-- START OF Record list --
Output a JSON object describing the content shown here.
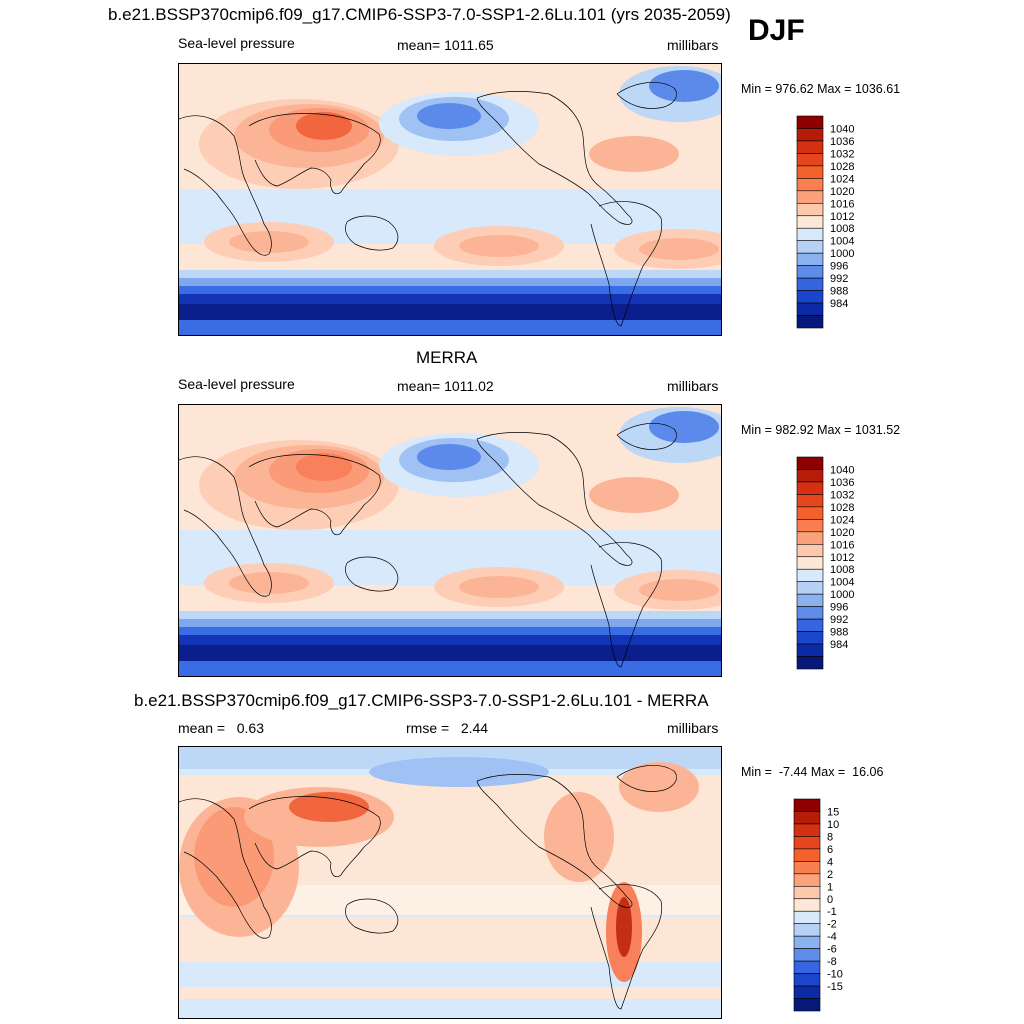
{
  "header": {
    "title": "b.e21.BSSP370cmip6.f09_g17.CMIP6-SSP3-7.0-SSP1-2.6Lu.101 (yrs 2035-2059)",
    "season": "DJF"
  },
  "colors": {
    "pos": [
      "#fde6d6",
      "#fdcdb6",
      "#fcb496",
      "#fb9a76",
      "#f8805a",
      "#f2663f",
      "#e04a28",
      "#c42f14",
      "#a21708",
      "#7d0303"
    ],
    "neg": [
      "#d7e9fb",
      "#bdd7f7",
      "#9fc1f3",
      "#7ea7ee",
      "#5c8aea",
      "#3a6ce4",
      "#2150d8",
      "#1434b6",
      "#0a1f8c"
    ]
  },
  "panels": [
    {
      "id": "model",
      "title": "",
      "left_label": "Sea-level pressure",
      "center_label": "mean= 1011.65",
      "right_label": "millibars",
      "minmax": "Min = 976.62 Max = 1036.61",
      "colorbar": {
        "labels": [
          "1040",
          "1036",
          "1032",
          "1028",
          "1024",
          "1020",
          "1016",
          "1012",
          "1008",
          "1004",
          "1000",
          "996",
          "992",
          "988",
          "984"
        ],
        "colors": [
          "#8e0000",
          "#b71c08",
          "#d53012",
          "#e5461e",
          "#f4622c",
          "#f97f50",
          "#fba27c",
          "#fdc9ad",
          "#fde7d7",
          "#d7e9fb",
          "#b6d0f6",
          "#8cb1f0",
          "#5e8ce8",
          "#3565e0",
          "#1b45cc",
          "#0d2aa6",
          "#06197a"
        ]
      }
    },
    {
      "id": "obs",
      "title": "MERRA",
      "left_label": "Sea-level pressure",
      "center_label": "mean= 1011.02",
      "right_label": "millibars",
      "minmax": "Min = 982.92 Max = 1031.52",
      "colorbar": {
        "labels": [
          "1040",
          "1036",
          "1032",
          "1028",
          "1024",
          "1020",
          "1016",
          "1012",
          "1008",
          "1004",
          "1000",
          "996",
          "992",
          "988",
          "984"
        ],
        "colors": [
          "#8e0000",
          "#b71c08",
          "#d53012",
          "#e5461e",
          "#f4622c",
          "#f97f50",
          "#fba27c",
          "#fdc9ad",
          "#fde7d7",
          "#d7e9fb",
          "#b6d0f6",
          "#8cb1f0",
          "#5e8ce8",
          "#3565e0",
          "#1b45cc",
          "#0d2aa6",
          "#06197a"
        ]
      }
    },
    {
      "id": "diff",
      "title": "b.e21.BSSP370cmip6.f09_g17.CMIP6-SSP3-7.0-SSP1-2.6Lu.101 - MERRA",
      "left_label": "mean =   0.63",
      "center_label": "rmse =   2.44",
      "right_label": "millibars",
      "minmax": "Min =  -7.44 Max =  16.06",
      "colorbar": {
        "labels": [
          "15",
          "10",
          "8",
          "6",
          "4",
          "2",
          "1",
          "0",
          "-1",
          "-2",
          "-4",
          "-6",
          "-8",
          "-10",
          "-15"
        ],
        "colors": [
          "#8e0000",
          "#b71c08",
          "#d53012",
          "#e5461e",
          "#f4622c",
          "#f97f50",
          "#fba27c",
          "#fdc9ad",
          "#fde7d7",
          "#d7e9fb",
          "#b6d0f6",
          "#8cb1f0",
          "#5e8ce8",
          "#3565e0",
          "#1b45cc",
          "#0d2aa6",
          "#06197a"
        ]
      }
    }
  ]
}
-- END OF Record list --
▸ Problem requirements: Using the material above, return every line exactly as it appears, minus the pictures.

▸ Answer for the task:
Output a JSON object describing the content shown here.
{
  "header": {
    "title": "b.e21.BSSP370cmip6.f09_g17.CMIP6-SSP3-7.0-SSP1-2.6Lu.101 (yrs 2035-2059)",
    "season": "DJF"
  },
  "colors": {
    "pos": [
      "#fde6d6",
      "#fdcdb6",
      "#fcb496",
      "#fb9a76",
      "#f8805a",
      "#f2663f",
      "#e04a28",
      "#c42f14",
      "#a21708",
      "#7d0303"
    ],
    "neg": [
      "#d7e9fb",
      "#bdd7f7",
      "#9fc1f3",
      "#7ea7ee",
      "#5c8aea",
      "#3a6ce4",
      "#2150d8",
      "#1434b6",
      "#0a1f8c"
    ]
  },
  "panels": [
    {
      "id": "model",
      "title": "",
      "left_label": "Sea-level pressure",
      "center_label": "mean= 1011.65",
      "right_label": "millibars",
      "minmax": "Min = 976.62 Max = 1036.61",
      "colorbar": {
        "labels": [
          "1040",
          "1036",
          "1032",
          "1028",
          "1024",
          "1020",
          "1016",
          "1012",
          "1008",
          "1004",
          "1000",
          "996",
          "992",
          "988",
          "984"
        ],
        "colors": [
          "#8e0000",
          "#b71c08",
          "#d53012",
          "#e5461e",
          "#f4622c",
          "#f97f50",
          "#fba27c",
          "#fdc9ad",
          "#fde7d7",
          "#d7e9fb",
          "#b6d0f6",
          "#8cb1f0",
          "#5e8ce8",
          "#3565e0",
          "#1b45cc",
          "#0d2aa6",
          "#06197a"
        ]
      }
    },
    {
      "id": "obs",
      "title": "MERRA",
      "left_label": "Sea-level pressure",
      "center_label": "mean= 1011.02",
      "right_label": "millibars",
      "minmax": "Min = 982.92 Max = 1031.52",
      "colorbar": {
        "labels": [
          "1040",
          "1036",
          "1032",
          "1028",
          "1024",
          "1020",
          "1016",
          "1012",
          "1008",
          "1004",
          "1000",
          "996",
          "992",
          "988",
          "984"
        ],
        "colors": [
          "#8e0000",
          "#b71c08",
          "#d53012",
          "#e5461e",
          "#f4622c",
          "#f97f50",
          "#fba27c",
          "#fdc9ad",
          "#fde7d7",
          "#d7e9fb",
          "#b6d0f6",
          "#8cb1f0",
          "#5e8ce8",
          "#3565e0",
          "#1b45cc",
          "#0d2aa6",
          "#06197a"
        ]
      }
    },
    {
      "id": "diff",
      "title": "b.e21.BSSP370cmip6.f09_g17.CMIP6-SSP3-7.0-SSP1-2.6Lu.101 - MERRA",
      "left_label": "mean =   0.63",
      "center_label": "rmse =   2.44",
      "right_label": "millibars",
      "minmax": "Min =  -7.44 Max =  16.06",
      "colorbar": {
        "labels": [
          "15",
          "10",
          "8",
          "6",
          "4",
          "2",
          "1",
          "0",
          "-1",
          "-2",
          "-4",
          "-6",
          "-8",
          "-10",
          "-15"
        ],
        "colors": [
          "#8e0000",
          "#b71c08",
          "#d53012",
          "#e5461e",
          "#f4622c",
          "#f97f50",
          "#fba27c",
          "#fdc9ad",
          "#fde7d7",
          "#d7e9fb",
          "#b6d0f6",
          "#8cb1f0",
          "#5e8ce8",
          "#3565e0",
          "#1b45cc",
          "#0d2aa6",
          "#06197a"
        ]
      }
    }
  ]
}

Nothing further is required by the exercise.